Problem details. The data below needs to be returned exactly, line for line.
===== Input data =====
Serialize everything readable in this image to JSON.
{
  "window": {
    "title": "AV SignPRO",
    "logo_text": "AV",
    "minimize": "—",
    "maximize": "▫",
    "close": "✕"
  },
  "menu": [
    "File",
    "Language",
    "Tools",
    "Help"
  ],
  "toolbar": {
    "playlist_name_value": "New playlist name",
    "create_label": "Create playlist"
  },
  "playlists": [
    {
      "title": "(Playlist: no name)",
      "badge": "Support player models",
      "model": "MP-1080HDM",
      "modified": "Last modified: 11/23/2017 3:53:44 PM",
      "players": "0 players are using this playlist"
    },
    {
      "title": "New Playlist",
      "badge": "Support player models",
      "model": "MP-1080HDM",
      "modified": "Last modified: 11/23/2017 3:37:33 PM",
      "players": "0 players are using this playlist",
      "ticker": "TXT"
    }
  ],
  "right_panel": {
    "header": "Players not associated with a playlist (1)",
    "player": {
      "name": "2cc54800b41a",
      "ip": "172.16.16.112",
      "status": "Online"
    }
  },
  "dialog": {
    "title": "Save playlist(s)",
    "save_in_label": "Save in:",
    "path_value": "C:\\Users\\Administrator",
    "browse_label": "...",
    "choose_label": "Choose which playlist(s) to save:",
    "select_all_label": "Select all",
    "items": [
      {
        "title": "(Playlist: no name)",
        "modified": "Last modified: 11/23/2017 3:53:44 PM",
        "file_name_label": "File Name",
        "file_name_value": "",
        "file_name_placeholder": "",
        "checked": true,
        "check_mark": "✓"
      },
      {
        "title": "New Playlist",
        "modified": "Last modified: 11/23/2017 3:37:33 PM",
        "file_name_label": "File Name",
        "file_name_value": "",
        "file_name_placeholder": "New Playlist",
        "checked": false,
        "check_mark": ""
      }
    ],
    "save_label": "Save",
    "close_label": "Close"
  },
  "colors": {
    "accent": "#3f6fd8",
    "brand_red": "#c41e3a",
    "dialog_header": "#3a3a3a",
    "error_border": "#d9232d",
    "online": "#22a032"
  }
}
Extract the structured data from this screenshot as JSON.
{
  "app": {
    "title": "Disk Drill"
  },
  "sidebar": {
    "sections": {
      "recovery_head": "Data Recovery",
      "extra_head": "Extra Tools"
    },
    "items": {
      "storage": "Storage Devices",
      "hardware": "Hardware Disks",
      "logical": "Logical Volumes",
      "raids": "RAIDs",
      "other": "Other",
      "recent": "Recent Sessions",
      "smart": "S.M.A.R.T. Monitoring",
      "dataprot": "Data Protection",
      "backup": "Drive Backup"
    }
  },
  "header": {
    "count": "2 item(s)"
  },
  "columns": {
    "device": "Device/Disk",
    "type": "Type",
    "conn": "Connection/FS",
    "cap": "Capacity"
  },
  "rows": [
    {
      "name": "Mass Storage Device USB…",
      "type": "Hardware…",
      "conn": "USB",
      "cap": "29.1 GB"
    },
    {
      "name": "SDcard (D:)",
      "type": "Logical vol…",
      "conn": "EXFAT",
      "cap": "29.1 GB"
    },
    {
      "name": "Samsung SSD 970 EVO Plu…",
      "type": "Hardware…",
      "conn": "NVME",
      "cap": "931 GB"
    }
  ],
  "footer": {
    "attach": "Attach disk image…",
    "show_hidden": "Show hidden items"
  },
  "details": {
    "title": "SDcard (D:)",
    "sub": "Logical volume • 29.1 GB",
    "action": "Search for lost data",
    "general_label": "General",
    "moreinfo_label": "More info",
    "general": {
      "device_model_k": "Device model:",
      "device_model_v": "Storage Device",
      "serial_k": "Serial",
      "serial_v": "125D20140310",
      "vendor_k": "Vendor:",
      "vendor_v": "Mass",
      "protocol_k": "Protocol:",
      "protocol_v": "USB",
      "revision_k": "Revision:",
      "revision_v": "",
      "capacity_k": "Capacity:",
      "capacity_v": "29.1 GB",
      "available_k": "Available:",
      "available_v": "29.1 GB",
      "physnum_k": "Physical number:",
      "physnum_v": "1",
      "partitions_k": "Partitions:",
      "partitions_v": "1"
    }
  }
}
=====
Exercise solution.
Serialize everything readable in this image to JSON.
{
  "window": {
    "title": "AV SignPRO",
    "logo_text": "AV",
    "minimize": "—",
    "maximize": "▫",
    "close": "✕"
  },
  "menu": [
    "File",
    "Language",
    "Tools",
    "Help"
  ],
  "toolbar": {
    "playlist_name_value": "New playlist name",
    "create_label": "Create playlist"
  },
  "playlists": [
    {
      "title": "(Playlist: no name)",
      "badge": "Support player models",
      "model": "MP-1080HDM",
      "modified": "Last modified: 11/23/2017 3:53:44 PM",
      "players": "0 players are using this playlist"
    },
    {
      "title": "New Playlist",
      "badge": "Support player models",
      "model": "MP-1080HDM",
      "modified": "Last modified: 11/23/2017 3:37:33 PM",
      "players": "0 players are using this playlist",
      "ticker": "TXT"
    }
  ],
  "right_panel": {
    "header": "Players not associated with a playlist (1)",
    "player": {
      "name": "2cc54800b41a",
      "ip": "172.16.16.112",
      "status": "Online"
    }
  },
  "dialog": {
    "title": "Save playlist(s)",
    "save_in_label": "Save in:",
    "path_value": "C:\\Users\\Administrator",
    "browse_label": "...",
    "choose_label": "Choose which playlist(s) to save:",
    "select_all_label": "Select all",
    "items": [
      {
        "title": "(Playlist: no name)",
        "modified": "Last modified: 11/23/2017 3:53:44 PM",
        "file_name_label": "File Name",
        "file_name_value": "",
        "file_name_placeholder": "",
        "checked": true,
        "check_mark": "✓"
      },
      {
        "title": "New Playlist",
        "modified": "Last modified: 11/23/2017 3:37:33 PM",
        "file_name_label": "File Name",
        "file_name_value": "",
        "file_name_placeholder": "New Playlist",
        "checked": false,
        "check_mark": ""
      }
    ],
    "save_label": "Save",
    "close_label": "Close"
  },
  "colors": {
    "accent": "#3f6fd8",
    "brand_red": "#c41e3a",
    "dialog_header": "#3a3a3a",
    "error_border": "#d9232d",
    "online": "#22a032"
  }
}
Extract the structured data from this screenshot as JSON.
{
  "app": {
    "title": "Disk Drill"
  },
  "sidebar": {
    "sections": {
      "recovery_head": "Data Recovery",
      "extra_head": "Extra Tools"
    },
    "items": {
      "storage": "Storage Devices",
      "hardware": "Hardware Disks",
      "logical": "Logical Volumes",
      "raids": "RAIDs",
      "other": "Other",
      "recent": "Recent Sessions",
      "smart": "S.M.A.R.T. Monitoring",
      "dataprot": "Data Protection",
      "backup": "Drive Backup"
    }
  },
  "header": {
    "count": "2 item(s)"
  },
  "columns": {
    "device": "Device/Disk",
    "type": "Type",
    "conn": "Connection/FS",
    "cap": "Capacity"
  },
  "rows": [
    {
      "name": "Mass Storage Device USB…",
      "type": "Hardware…",
      "conn": "USB",
      "cap": "29.1 GB"
    },
    {
      "name": "SDcard (D:)",
      "type": "Logical vol…",
      "conn": "EXFAT",
      "cap": "29.1 GB"
    },
    {
      "name": "Samsung SSD 970 EVO Plu…",
      "type": "Hardware…",
      "conn": "NVME",
      "cap": "931 GB"
    }
  ],
  "footer": {
    "attach": "Attach disk image…",
    "show_hidden": "Show hidden items"
  },
  "details": {
    "title": "SDcard (D:)",
    "sub": "Logical volume • 29.1 GB",
    "action": "Search for lost data",
    "general_label": "General",
    "moreinfo_label": "More info",
    "general": {
      "device_model_k": "Device model:",
      "device_model_v": "Storage Device",
      "serial_k": "Serial",
      "serial_v": "125D20140310",
      "vendor_k": "Vendor:",
      "vendor_v": "Mass",
      "protocol_k": "Protocol:",
      "protocol_v": "USB",
      "revision_k": "Revision:",
      "revision_v": "",
      "capacity_k": "Capacity:",
      "capacity_v": "29.1 GB",
      "available_k": "Available:",
      "available_v": "29.1 GB",
      "physnum_k": "Physical number:",
      "physnum_v": "1",
      "partitions_k": "Partitions:",
      "partitions_v": "1"
    }
  }
}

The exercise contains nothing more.